WHAT THE TASK ASKS: Reproduce the listing below word for word, from its first line through the line that contains "- legend-swatch: [19, 391, 43, 415]", with both of those lines included.
★ ★ ★
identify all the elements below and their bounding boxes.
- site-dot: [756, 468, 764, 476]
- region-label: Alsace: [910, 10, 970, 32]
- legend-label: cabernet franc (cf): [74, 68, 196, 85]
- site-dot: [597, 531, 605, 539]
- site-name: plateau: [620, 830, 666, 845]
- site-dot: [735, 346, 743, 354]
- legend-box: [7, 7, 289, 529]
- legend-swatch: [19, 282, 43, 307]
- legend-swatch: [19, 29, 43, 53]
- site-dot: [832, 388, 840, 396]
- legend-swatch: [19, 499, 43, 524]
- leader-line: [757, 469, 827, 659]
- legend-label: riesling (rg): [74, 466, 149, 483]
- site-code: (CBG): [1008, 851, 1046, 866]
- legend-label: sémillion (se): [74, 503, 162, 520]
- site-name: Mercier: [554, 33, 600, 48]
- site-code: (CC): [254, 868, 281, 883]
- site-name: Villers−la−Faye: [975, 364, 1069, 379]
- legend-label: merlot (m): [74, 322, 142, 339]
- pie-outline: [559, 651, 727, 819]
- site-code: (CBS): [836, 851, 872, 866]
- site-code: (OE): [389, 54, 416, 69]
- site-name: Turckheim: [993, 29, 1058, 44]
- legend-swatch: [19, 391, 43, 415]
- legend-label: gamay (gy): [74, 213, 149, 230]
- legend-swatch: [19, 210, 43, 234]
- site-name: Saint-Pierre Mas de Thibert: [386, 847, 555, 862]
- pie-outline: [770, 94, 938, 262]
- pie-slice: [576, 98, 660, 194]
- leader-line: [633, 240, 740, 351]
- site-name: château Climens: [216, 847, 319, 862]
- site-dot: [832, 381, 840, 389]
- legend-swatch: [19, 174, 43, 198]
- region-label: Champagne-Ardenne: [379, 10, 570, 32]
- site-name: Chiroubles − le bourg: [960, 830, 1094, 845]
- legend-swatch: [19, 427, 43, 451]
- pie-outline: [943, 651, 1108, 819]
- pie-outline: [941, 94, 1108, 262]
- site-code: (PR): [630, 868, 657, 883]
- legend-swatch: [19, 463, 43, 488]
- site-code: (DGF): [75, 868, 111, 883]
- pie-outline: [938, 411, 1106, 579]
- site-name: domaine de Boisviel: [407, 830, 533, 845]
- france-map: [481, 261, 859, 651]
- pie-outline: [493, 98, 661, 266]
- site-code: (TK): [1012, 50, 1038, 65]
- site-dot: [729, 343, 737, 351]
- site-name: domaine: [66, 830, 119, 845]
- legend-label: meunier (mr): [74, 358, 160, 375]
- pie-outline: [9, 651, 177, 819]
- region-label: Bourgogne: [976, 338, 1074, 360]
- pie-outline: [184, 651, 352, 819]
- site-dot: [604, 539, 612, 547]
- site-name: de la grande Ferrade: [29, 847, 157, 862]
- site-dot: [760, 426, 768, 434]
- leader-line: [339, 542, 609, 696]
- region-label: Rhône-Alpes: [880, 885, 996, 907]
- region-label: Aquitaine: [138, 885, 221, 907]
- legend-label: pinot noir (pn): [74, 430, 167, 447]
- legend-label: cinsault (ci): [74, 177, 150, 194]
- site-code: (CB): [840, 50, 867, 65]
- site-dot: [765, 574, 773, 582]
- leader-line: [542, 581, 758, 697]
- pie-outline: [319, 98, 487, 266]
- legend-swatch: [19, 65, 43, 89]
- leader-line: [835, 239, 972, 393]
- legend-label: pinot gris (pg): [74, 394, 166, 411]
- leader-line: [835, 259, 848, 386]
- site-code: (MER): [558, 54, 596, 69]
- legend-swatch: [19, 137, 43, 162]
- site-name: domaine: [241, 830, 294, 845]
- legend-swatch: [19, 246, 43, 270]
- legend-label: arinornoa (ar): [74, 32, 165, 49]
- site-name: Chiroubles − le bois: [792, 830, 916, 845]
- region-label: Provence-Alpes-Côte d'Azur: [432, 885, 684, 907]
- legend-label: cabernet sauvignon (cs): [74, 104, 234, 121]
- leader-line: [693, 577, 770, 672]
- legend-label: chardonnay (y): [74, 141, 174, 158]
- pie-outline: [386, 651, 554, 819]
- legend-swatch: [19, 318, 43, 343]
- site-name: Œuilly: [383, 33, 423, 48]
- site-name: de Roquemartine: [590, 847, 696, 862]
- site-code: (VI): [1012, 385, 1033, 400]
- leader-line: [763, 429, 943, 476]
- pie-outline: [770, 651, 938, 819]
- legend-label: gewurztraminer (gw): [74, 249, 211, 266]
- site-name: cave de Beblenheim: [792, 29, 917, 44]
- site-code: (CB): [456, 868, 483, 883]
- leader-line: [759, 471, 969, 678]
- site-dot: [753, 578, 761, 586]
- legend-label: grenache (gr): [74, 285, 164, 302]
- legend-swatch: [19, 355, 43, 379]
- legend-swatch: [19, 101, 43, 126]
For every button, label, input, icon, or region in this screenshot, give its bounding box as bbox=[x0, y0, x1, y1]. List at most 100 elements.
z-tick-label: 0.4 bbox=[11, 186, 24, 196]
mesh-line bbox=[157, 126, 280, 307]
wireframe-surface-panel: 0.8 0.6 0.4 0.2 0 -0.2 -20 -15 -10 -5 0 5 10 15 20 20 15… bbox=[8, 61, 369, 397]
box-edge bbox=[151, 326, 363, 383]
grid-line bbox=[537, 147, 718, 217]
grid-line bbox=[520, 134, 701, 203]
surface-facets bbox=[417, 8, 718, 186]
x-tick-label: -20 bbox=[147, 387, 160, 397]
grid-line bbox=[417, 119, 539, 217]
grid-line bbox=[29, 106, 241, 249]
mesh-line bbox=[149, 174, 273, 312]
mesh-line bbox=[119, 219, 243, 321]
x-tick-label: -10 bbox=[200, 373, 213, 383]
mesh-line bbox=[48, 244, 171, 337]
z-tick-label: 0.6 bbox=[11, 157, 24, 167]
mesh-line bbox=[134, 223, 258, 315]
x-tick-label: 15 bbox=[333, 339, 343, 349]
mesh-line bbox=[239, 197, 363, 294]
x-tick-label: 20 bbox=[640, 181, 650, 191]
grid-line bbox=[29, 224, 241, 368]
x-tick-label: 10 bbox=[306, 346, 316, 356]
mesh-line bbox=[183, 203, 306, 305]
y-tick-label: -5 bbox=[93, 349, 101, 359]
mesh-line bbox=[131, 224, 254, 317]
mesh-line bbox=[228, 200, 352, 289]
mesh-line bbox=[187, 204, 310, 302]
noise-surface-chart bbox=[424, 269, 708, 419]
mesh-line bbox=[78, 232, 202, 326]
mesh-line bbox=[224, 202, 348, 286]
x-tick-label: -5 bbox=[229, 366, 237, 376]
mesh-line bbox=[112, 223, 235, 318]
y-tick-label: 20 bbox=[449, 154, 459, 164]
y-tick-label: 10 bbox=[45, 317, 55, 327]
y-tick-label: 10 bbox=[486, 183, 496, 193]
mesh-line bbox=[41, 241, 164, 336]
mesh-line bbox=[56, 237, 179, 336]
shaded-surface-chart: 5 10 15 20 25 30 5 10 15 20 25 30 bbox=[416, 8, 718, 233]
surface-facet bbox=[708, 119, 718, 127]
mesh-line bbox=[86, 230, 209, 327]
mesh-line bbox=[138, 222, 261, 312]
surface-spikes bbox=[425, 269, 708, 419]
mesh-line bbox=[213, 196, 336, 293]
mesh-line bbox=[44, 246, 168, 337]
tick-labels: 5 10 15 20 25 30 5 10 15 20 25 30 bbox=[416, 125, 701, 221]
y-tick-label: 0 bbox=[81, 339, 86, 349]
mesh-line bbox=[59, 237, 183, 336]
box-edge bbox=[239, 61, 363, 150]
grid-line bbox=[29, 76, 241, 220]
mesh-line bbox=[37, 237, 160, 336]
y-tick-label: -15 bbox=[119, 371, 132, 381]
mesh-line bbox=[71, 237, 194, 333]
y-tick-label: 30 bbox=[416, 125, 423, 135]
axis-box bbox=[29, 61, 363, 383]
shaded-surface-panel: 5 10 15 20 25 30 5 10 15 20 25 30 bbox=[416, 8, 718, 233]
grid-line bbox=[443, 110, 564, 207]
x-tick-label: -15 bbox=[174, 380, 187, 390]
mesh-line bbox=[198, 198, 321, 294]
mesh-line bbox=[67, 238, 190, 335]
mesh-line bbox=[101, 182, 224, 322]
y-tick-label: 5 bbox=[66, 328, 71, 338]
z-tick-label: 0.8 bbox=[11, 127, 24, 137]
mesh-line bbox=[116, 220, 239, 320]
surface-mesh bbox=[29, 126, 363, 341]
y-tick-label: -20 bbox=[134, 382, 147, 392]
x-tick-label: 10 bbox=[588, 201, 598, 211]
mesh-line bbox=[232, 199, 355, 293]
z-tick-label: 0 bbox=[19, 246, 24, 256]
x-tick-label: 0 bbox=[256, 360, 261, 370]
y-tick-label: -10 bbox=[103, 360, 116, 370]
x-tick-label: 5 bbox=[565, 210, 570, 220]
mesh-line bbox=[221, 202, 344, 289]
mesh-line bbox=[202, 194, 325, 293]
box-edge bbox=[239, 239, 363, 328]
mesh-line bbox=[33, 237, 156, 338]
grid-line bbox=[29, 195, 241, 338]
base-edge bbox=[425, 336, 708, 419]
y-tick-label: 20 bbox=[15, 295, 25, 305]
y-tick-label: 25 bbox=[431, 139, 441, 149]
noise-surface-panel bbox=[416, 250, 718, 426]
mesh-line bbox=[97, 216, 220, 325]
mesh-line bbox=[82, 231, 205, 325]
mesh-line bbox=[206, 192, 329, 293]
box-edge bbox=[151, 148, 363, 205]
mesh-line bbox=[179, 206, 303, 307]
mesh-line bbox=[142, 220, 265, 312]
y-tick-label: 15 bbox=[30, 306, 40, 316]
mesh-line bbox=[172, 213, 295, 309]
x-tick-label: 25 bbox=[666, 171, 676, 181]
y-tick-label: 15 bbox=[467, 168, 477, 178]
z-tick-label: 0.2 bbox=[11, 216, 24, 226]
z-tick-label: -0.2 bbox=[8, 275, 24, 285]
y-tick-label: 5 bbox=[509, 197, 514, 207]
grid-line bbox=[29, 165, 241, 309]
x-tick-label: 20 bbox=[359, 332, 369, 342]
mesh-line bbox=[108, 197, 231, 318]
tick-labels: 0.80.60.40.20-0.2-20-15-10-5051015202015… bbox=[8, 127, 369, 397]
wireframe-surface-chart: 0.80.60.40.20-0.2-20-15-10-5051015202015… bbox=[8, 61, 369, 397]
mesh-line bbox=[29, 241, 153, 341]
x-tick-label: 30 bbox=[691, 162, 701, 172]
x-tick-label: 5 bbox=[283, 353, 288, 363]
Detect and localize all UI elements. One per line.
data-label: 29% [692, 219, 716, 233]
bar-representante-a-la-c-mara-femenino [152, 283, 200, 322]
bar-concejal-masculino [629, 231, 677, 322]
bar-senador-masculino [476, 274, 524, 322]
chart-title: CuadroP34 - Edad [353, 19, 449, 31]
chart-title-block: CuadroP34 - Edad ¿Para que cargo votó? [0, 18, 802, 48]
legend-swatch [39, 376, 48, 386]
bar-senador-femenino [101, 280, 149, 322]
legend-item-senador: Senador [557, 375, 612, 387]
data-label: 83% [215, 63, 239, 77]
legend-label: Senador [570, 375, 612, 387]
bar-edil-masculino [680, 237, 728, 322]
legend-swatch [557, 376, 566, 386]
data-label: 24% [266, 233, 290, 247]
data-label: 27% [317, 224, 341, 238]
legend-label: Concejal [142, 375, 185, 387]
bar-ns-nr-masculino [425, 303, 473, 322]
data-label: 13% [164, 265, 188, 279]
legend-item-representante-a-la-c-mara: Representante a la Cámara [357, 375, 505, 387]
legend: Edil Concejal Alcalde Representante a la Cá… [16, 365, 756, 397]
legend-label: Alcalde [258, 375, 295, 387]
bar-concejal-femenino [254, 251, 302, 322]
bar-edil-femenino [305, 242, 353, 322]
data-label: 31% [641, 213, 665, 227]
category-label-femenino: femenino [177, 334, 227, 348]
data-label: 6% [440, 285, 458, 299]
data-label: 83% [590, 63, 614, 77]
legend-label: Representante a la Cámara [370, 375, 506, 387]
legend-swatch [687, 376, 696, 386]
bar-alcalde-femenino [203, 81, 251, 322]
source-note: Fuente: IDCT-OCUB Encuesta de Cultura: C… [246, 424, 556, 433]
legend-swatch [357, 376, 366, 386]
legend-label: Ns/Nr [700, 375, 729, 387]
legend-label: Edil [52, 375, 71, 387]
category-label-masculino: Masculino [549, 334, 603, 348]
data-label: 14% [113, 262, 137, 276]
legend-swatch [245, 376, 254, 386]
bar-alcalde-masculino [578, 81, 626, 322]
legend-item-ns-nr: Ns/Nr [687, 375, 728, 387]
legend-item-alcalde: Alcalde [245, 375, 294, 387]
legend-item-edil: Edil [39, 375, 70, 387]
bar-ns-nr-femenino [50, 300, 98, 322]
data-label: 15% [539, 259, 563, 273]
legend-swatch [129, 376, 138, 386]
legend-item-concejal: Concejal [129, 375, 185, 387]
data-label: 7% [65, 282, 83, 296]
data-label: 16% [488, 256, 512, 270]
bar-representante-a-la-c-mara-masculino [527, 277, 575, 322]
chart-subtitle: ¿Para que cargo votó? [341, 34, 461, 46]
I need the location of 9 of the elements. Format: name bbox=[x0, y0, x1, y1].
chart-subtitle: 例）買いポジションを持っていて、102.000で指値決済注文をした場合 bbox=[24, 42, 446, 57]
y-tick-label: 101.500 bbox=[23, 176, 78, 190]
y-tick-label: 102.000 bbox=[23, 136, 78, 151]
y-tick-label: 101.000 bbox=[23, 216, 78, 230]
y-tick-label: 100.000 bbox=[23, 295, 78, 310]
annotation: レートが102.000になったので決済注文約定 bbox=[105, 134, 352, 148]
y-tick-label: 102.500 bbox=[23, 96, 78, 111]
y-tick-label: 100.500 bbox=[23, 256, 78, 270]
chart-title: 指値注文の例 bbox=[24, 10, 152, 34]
★ ★ ★
REPLY:
identify all the elements below and their bounding boxes.
- site-dot: [756, 468, 764, 476]
- region-label: Alsace: [910, 10, 970, 32]
- legend-label: cabernet franc (cf): [74, 68, 196, 85]
- site-dot: [597, 531, 605, 539]
- site-name: plateau: [620, 830, 666, 845]
- site-dot: [735, 346, 743, 354]
- legend-box: [7, 7, 289, 529]
- legend-swatch: [19, 282, 43, 307]
- legend-swatch: [19, 29, 43, 53]
- site-dot: [832, 388, 840, 396]
- legend-swatch: [19, 499, 43, 524]
- leader-line: [757, 469, 827, 659]
- legend-label: riesling (rg): [74, 466, 149, 483]
- site-code: (CBG): [1008, 851, 1046, 866]
- legend-label: sémillion (se): [74, 503, 162, 520]
- site-name: Mercier: [554, 33, 600, 48]
- site-code: (CC): [254, 868, 281, 883]
- site-name: Villers−la−Faye: [975, 364, 1069, 379]
- legend-label: merlot (m): [74, 322, 142, 339]
- pie-outline: [559, 651, 727, 819]
- site-code: (CBS): [836, 851, 872, 866]
- site-code: (OE): [389, 54, 416, 69]
- site-name: Turckheim: [993, 29, 1058, 44]
- legend-swatch: [19, 391, 43, 415]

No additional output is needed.